◆ Given instruction ◆
Rewrite the lines starting at the one containing "Where is each" and ending at the one containing "table-title: FRIENDLY COLLEGE", replacing "bounding box" with "box coordinates" and changing nothing else. Leave the picture out of your answer.

··· Stored data ···

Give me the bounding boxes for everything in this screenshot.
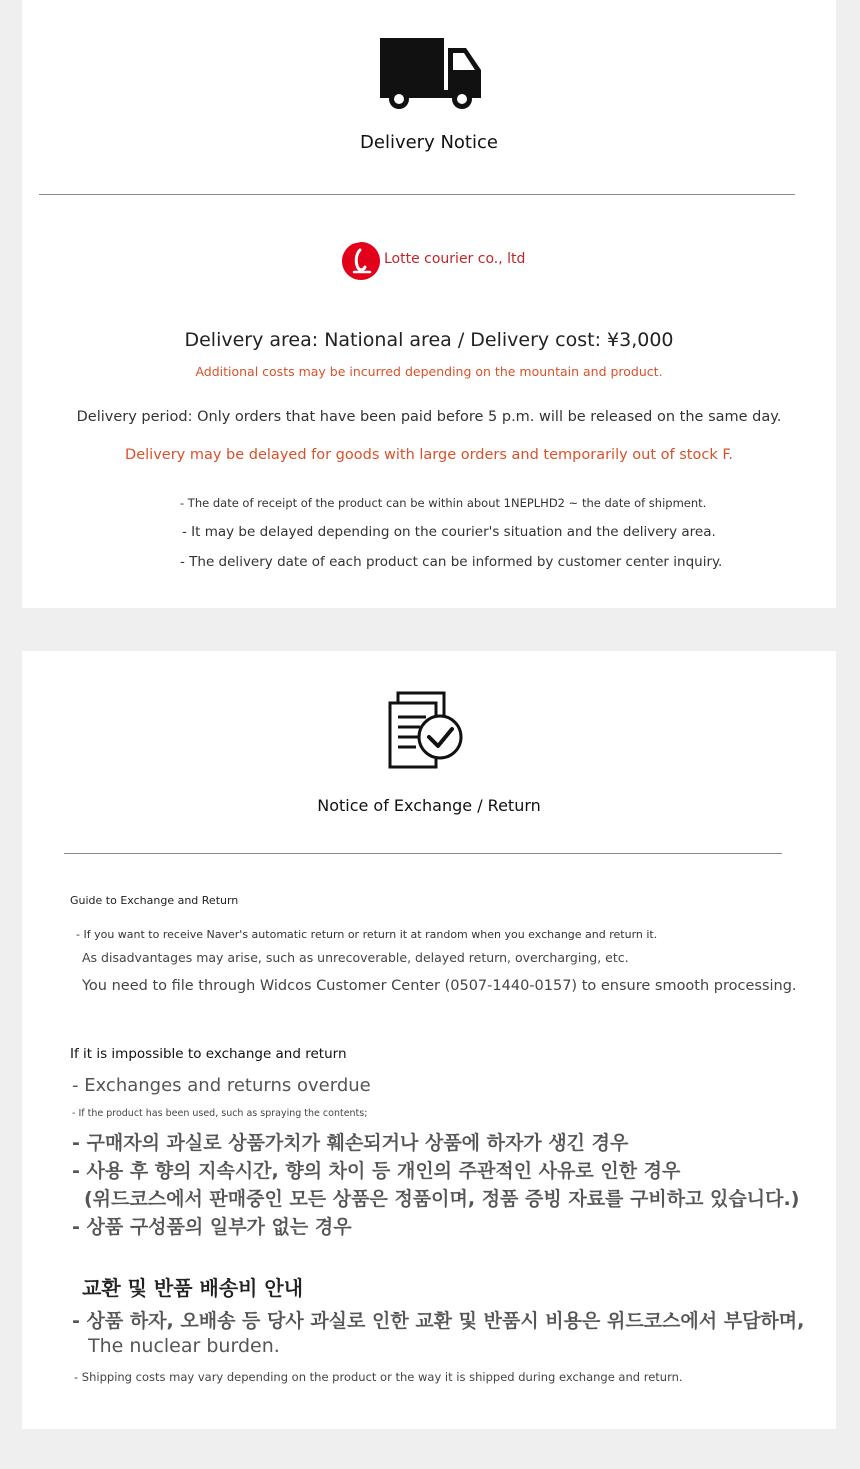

···
··· Stored data ···

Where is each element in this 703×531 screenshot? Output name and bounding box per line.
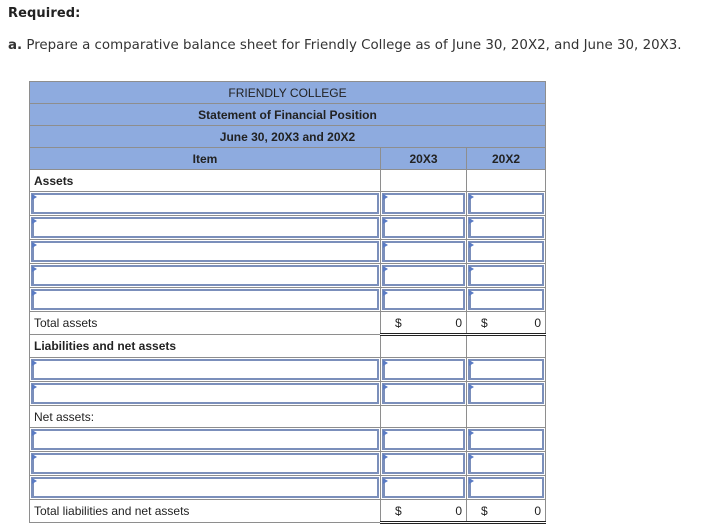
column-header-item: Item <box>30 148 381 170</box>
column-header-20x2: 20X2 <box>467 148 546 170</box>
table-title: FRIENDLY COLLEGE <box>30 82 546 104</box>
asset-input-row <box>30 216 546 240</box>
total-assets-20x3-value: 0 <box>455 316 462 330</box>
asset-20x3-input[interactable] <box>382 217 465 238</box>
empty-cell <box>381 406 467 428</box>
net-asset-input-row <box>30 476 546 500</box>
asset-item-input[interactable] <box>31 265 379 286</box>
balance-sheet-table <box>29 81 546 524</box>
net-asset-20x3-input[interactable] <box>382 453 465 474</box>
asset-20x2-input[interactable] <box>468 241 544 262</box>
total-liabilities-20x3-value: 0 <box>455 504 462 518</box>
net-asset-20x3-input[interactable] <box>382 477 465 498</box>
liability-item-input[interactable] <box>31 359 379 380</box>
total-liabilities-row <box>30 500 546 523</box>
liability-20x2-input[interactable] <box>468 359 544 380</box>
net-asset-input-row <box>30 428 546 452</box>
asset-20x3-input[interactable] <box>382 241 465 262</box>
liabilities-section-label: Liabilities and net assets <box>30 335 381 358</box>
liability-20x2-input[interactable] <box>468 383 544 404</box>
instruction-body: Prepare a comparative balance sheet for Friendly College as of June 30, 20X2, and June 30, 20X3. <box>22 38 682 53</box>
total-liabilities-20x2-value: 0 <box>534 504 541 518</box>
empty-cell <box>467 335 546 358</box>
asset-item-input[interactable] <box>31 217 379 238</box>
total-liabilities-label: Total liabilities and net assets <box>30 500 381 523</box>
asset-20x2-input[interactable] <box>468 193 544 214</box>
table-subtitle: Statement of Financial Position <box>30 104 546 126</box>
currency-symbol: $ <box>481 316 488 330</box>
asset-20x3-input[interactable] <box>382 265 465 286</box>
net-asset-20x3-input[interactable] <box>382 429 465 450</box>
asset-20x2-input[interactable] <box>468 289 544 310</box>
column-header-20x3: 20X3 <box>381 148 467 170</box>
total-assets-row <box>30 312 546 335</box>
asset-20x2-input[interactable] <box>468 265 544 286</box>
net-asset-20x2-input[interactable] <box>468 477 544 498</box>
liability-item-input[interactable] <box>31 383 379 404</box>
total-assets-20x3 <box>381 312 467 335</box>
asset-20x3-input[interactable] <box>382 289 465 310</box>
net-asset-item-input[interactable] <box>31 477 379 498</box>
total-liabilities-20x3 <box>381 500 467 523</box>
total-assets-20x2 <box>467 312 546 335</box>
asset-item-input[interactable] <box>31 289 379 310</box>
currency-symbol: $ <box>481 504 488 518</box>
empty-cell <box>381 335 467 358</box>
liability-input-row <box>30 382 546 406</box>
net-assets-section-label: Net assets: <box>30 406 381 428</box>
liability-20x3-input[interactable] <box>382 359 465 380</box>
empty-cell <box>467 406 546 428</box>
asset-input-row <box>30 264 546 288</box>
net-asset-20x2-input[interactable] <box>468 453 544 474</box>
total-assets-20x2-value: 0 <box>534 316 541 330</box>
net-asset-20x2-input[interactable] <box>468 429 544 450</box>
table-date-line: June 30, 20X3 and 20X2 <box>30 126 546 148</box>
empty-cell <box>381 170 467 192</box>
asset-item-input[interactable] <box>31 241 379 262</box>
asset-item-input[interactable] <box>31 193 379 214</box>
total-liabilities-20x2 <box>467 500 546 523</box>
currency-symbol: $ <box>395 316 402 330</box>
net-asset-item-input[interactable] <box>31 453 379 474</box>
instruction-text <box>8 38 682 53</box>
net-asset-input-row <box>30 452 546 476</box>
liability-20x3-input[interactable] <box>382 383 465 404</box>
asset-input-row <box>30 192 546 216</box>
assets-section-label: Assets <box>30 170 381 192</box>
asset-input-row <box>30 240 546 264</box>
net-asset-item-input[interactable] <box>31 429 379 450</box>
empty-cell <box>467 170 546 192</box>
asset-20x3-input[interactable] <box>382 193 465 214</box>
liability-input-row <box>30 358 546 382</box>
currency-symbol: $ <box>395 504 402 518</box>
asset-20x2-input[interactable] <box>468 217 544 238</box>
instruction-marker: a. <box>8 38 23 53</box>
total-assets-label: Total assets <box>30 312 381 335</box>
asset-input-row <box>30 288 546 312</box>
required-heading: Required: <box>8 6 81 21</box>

···

◆ Result of the exercise ◆
Where is each element in this 703×531 screenshot? Output name and box coordinates per line.
column-header-item: Item <box>30 148 381 170</box>
column-header-20x2: 20X2 <box>467 148 546 170</box>
table-title: FRIENDLY COLLEGE <box>30 82 546 104</box>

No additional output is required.